### EXERCISE AIM
Print out the entries below with no edits.

------------------------------

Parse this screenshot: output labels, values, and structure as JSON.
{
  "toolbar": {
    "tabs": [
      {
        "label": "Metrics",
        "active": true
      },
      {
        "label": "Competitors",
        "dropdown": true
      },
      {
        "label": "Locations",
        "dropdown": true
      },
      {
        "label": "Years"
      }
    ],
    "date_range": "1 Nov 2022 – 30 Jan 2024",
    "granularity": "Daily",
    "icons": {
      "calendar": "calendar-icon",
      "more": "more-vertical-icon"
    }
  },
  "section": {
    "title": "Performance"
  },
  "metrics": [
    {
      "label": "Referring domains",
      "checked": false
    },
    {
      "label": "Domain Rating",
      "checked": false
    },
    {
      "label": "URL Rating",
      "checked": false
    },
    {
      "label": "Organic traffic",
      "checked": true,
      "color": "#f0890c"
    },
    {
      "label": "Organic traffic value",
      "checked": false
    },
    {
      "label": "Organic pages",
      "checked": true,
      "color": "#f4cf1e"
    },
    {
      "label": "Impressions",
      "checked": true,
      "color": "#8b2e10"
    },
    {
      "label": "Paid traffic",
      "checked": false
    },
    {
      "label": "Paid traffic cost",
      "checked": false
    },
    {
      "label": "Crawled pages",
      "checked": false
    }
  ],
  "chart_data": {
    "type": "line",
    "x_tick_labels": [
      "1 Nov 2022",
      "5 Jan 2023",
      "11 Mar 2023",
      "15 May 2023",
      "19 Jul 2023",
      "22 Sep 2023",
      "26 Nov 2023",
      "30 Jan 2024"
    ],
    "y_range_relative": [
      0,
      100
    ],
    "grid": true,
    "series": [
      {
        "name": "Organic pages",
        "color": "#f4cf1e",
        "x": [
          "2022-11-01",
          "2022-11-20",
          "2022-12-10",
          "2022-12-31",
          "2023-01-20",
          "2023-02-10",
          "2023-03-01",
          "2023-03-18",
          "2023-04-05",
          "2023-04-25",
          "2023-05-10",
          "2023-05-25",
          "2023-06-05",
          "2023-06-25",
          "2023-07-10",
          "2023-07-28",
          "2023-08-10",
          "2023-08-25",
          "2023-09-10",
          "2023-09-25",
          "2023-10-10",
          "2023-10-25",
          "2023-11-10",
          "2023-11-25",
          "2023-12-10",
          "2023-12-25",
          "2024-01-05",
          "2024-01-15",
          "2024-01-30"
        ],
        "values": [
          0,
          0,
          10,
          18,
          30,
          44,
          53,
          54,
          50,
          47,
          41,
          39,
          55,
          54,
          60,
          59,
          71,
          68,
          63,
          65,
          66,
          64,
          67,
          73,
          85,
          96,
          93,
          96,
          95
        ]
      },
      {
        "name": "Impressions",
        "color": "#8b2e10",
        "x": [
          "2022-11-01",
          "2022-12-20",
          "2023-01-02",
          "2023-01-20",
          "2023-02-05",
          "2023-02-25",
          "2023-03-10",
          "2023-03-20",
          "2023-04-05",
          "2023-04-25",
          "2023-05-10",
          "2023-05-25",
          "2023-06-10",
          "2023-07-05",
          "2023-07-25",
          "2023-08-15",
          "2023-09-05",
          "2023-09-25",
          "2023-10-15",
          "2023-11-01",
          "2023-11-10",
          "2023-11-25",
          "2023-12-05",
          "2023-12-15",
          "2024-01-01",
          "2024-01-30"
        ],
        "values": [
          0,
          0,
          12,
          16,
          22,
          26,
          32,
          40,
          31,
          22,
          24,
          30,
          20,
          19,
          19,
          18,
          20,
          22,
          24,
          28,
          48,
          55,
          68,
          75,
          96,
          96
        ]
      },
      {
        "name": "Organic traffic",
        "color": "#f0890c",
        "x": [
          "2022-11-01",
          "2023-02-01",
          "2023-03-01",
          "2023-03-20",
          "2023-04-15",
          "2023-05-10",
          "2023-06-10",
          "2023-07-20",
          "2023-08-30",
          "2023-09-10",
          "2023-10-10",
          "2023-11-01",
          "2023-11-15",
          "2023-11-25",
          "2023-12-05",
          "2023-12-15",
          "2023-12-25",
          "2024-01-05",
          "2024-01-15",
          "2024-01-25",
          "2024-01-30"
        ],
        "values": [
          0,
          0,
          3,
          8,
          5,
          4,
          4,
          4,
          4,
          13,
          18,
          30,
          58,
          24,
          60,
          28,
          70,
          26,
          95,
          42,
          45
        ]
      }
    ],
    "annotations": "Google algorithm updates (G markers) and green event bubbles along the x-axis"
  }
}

------------------------------

### EXERCISE SOLUTION
Parse this screenshot: output labels, values, and structure as JSON.
{
  "toolbar": {
    "tabs": [
      {
        "label": "Metrics",
        "active": true
      },
      {
        "label": "Competitors",
        "dropdown": true
      },
      {
        "label": "Locations",
        "dropdown": true
      },
      {
        "label": "Years"
      }
    ],
    "date_range": "1 Nov 2022 – 30 Jan 2024",
    "granularity": "Daily",
    "icons": {
      "calendar": "calendar-icon",
      "more": "more-vertical-icon"
    }
  },
  "section": {
    "title": "Performance"
  },
  "metrics": [
    {
      "label": "Referring domains",
      "checked": false
    },
    {
      "label": "Domain Rating",
      "checked": false
    },
    {
      "label": "URL Rating",
      "checked": false
    },
    {
      "label": "Organic traffic",
      "checked": true,
      "color": "#f0890c"
    },
    {
      "label": "Organic traffic value",
      "checked": false
    },
    {
      "label": "Organic pages",
      "checked": true,
      "color": "#f4cf1e"
    },
    {
      "label": "Impressions",
      "checked": true,
      "color": "#8b2e10"
    },
    {
      "label": "Paid traffic",
      "checked": false
    },
    {
      "label": "Paid traffic cost",
      "checked": false
    },
    {
      "label": "Crawled pages",
      "checked": false
    }
  ],
  "chart_data": {
    "type": "line",
    "x_tick_labels": [
      "1 Nov 2022",
      "5 Jan 2023",
      "11 Mar 2023",
      "15 May 2023",
      "19 Jul 2023",
      "22 Sep 2023",
      "26 Nov 2023",
      "30 Jan 2024"
    ],
    "y_range_relative": [
      0,
      100
    ],
    "grid": true,
    "series": [
      {
        "name": "Organic pages",
        "color": "#f4cf1e",
        "x": [
          "2022-11-01",
          "2022-11-20",
          "2022-12-10",
          "2022-12-31",
          "2023-01-20",
          "2023-02-10",
          "2023-03-01",
          "2023-03-18",
          "2023-04-05",
          "2023-04-25",
          "2023-05-10",
          "2023-05-25",
          "2023-06-05",
          "2023-06-25",
          "2023-07-10",
          "2023-07-28",
          "2023-08-10",
          "2023-08-25",
          "2023-09-10",
          "2023-09-25",
          "2023-10-10",
          "2023-10-25",
          "2023-11-10",
          "2023-11-25",
          "2023-12-10",
          "2023-12-25",
          "2024-01-05",
          "2024-01-15",
          "2024-01-30"
        ],
        "values": [
          0,
          0,
          10,
          18,
          30,
          44,
          53,
          54,
          50,
          47,
          41,
          39,
          55,
          54,
          60,
          59,
          71,
          68,
          63,
          65,
          66,
          64,
          67,
          73,
          85,
          96,
          93,
          96,
          95
        ]
      },
      {
        "name": "Impressions",
        "color": "#8b2e10",
        "x": [
          "2022-11-01",
          "2022-12-20",
          "2023-01-02",
          "2023-01-20",
          "2023-02-05",
          "2023-02-25",
          "2023-03-10",
          "2023-03-20",
          "2023-04-05",
          "2023-04-25",
          "2023-05-10",
          "2023-05-25",
          "2023-06-10",
          "2023-07-05",
          "2023-07-25",
          "2023-08-15",
          "2023-09-05",
          "2023-09-25",
          "2023-10-15",
          "2023-11-01",
          "2023-11-10",
          "2023-11-25",
          "2023-12-05",
          "2023-12-15",
          "2024-01-01",
          "2024-01-30"
        ],
        "values": [
          0,
          0,
          12,
          16,
          22,
          26,
          32,
          40,
          31,
          22,
          24,
          30,
          20,
          19,
          19,
          18,
          20,
          22,
          24,
          28,
          48,
          55,
          68,
          75,
          96,
          96
        ]
      },
      {
        "name": "Organic traffic",
        "color": "#f0890c",
        "x": [
          "2022-11-01",
          "2023-02-01",
          "2023-03-01",
          "2023-03-20",
          "2023-04-15",
          "2023-05-10",
          "2023-06-10",
          "2023-07-20",
          "2023-08-30",
          "2023-09-10",
          "2023-10-10",
          "2023-11-01",
          "2023-11-15",
          "2023-11-25",
          "2023-12-05",
          "2023-12-15",
          "2023-12-25",
          "2024-01-05",
          "2024-01-15",
          "2024-01-25",
          "2024-01-30"
        ],
        "values": [
          0,
          0,
          3,
          8,
          5,
          4,
          4,
          4,
          4,
          13,
          18,
          30,
          58,
          24,
          60,
          28,
          70,
          26,
          95,
          42,
          45
        ]
      }
    ],
    "annotations": "Google algorithm updates (G markers) and green event bubbles along the x-axis"
  }
}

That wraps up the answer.